Copy the full set of lines exactly as given.

(Figure content listings)
* Start *

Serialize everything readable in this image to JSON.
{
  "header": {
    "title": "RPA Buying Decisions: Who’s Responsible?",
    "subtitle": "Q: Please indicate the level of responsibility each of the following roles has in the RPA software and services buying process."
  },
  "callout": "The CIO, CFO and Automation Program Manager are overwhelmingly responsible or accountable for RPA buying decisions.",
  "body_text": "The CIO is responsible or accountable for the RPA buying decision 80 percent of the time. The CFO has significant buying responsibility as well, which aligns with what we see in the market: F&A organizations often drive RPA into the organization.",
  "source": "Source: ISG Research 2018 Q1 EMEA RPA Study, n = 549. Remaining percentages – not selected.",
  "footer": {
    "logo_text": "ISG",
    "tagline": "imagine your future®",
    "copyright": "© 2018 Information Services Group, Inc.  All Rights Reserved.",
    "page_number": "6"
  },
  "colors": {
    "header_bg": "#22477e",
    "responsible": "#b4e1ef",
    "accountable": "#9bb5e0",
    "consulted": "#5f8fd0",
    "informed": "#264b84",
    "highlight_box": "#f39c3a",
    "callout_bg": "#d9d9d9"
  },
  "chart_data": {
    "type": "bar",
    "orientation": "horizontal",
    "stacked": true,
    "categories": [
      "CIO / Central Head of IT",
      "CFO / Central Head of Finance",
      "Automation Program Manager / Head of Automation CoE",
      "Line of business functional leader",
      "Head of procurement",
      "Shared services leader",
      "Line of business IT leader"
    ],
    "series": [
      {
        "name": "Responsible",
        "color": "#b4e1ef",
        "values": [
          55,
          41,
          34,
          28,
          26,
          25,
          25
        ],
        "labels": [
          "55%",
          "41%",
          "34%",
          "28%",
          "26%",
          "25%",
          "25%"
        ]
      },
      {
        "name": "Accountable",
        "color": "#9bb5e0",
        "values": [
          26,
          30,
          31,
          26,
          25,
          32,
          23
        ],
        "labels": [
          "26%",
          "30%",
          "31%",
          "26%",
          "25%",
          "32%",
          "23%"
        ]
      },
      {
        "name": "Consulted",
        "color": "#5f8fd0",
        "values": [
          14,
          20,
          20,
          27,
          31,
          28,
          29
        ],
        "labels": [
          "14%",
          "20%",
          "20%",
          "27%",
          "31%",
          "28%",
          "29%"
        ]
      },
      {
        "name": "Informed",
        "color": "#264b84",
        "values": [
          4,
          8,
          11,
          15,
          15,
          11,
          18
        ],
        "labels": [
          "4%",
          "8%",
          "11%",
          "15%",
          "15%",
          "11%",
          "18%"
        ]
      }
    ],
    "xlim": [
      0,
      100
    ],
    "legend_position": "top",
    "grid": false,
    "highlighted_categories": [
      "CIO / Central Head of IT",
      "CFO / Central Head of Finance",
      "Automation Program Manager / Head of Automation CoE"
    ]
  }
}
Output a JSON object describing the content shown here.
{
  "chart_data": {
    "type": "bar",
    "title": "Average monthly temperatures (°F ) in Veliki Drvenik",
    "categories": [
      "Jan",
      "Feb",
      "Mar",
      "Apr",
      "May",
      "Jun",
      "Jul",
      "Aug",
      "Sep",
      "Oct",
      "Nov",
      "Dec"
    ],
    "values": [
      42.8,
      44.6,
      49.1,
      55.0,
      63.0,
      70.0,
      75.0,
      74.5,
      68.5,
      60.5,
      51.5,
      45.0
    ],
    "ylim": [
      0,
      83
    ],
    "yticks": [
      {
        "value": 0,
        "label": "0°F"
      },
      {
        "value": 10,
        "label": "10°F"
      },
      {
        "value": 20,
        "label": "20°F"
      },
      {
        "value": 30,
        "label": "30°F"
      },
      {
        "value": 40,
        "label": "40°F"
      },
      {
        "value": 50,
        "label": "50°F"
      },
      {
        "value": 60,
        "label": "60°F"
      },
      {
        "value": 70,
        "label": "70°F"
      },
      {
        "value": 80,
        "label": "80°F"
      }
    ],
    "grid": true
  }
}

* End *

[THE OUTPUT]
Serialize everything readable in this image to JSON.
{
  "header": {
    "title": "RPA Buying Decisions: Who’s Responsible?",
    "subtitle": "Q: Please indicate the level of responsibility each of the following roles has in the RPA software and services buying process."
  },
  "callout": "The CIO, CFO and Automation Program Manager are overwhelmingly responsible or accountable for RPA buying decisions.",
  "body_text": "The CIO is responsible or accountable for the RPA buying decision 80 percent of the time. The CFO has significant buying responsibility as well, which aligns with what we see in the market: F&A organizations often drive RPA into the organization.",
  "source": "Source: ISG Research 2018 Q1 EMEA RPA Study, n = 549. Remaining percentages – not selected.",
  "footer": {
    "logo_text": "ISG",
    "tagline": "imagine your future®",
    "copyright": "© 2018 Information Services Group, Inc.  All Rights Reserved.",
    "page_number": "6"
  },
  "colors": {
    "header_bg": "#22477e",
    "responsible": "#b4e1ef",
    "accountable": "#9bb5e0",
    "consulted": "#5f8fd0",
    "informed": "#264b84",
    "highlight_box": "#f39c3a",
    "callout_bg": "#d9d9d9"
  },
  "chart_data": {
    "type": "bar",
    "orientation": "horizontal",
    "stacked": true,
    "categories": [
      "CIO / Central Head of IT",
      "CFO / Central Head of Finance",
      "Automation Program Manager / Head of Automation CoE",
      "Line of business functional leader",
      "Head of procurement",
      "Shared services leader",
      "Line of business IT leader"
    ],
    "series": [
      {
        "name": "Responsible",
        "color": "#b4e1ef",
        "values": [
          55,
          41,
          34,
          28,
          26,
          25,
          25
        ],
        "labels": [
          "55%",
          "41%",
          "34%",
          "28%",
          "26%",
          "25%",
          "25%"
        ]
      },
      {
        "name": "Accountable",
        "color": "#9bb5e0",
        "values": [
          26,
          30,
          31,
          26,
          25,
          32,
          23
        ],
        "labels": [
          "26%",
          "30%",
          "31%",
          "26%",
          "25%",
          "32%",
          "23%"
        ]
      },
      {
        "name": "Consulted",
        "color": "#5f8fd0",
        "values": [
          14,
          20,
          20,
          27,
          31,
          28,
          29
        ],
        "labels": [
          "14%",
          "20%",
          "20%",
          "27%",
          "31%",
          "28%",
          "29%"
        ]
      },
      {
        "name": "Informed",
        "color": "#264b84",
        "values": [
          4,
          8,
          11,
          15,
          15,
          11,
          18
        ],
        "labels": [
          "4%",
          "8%",
          "11%",
          "15%",
          "15%",
          "11%",
          "18%"
        ]
      }
    ],
    "xlim": [
      0,
      100
    ],
    "legend_position": "top",
    "grid": false,
    "highlighted_categories": [
      "CIO / Central Head of IT",
      "CFO / Central Head of Finance",
      "Automation Program Manager / Head of Automation CoE"
    ]
  }
}
Output a JSON object describing the content shown here.
{
  "chart_data": {
    "type": "bar",
    "title": "Average monthly temperatures (°F ) in Veliki Drvenik",
    "categories": [
      "Jan",
      "Feb",
      "Mar",
      "Apr",
      "May",
      "Jun",
      "Jul",
      "Aug",
      "Sep",
      "Oct",
      "Nov",
      "Dec"
    ],
    "values": [
      42.8,
      44.6,
      49.1,
      55.0,
      63.0,
      70.0,
      75.0,
      74.5,
      68.5,
      60.5,
      51.5,
      45.0
    ],
    "ylim": [
      0,
      83
    ],
    "yticks": [
      {
        "value": 0,
        "label": "0°F"
      },
      {
        "value": 10,
        "label": "10°F"
      },
      {
        "value": 20,
        "label": "20°F"
      },
      {
        "value": 30,
        "label": "30°F"
      },
      {
        "value": 40,
        "label": "40°F"
      },
      {
        "value": 50,
        "label": "50°F"
      },
      {
        "value": 60,
        "label": "60°F"
      },
      {
        "value": 70,
        "label": "70°F"
      },
      {
        "value": 80,
        "label": "80°F"
      }
    ],
    "grid": true
  }
}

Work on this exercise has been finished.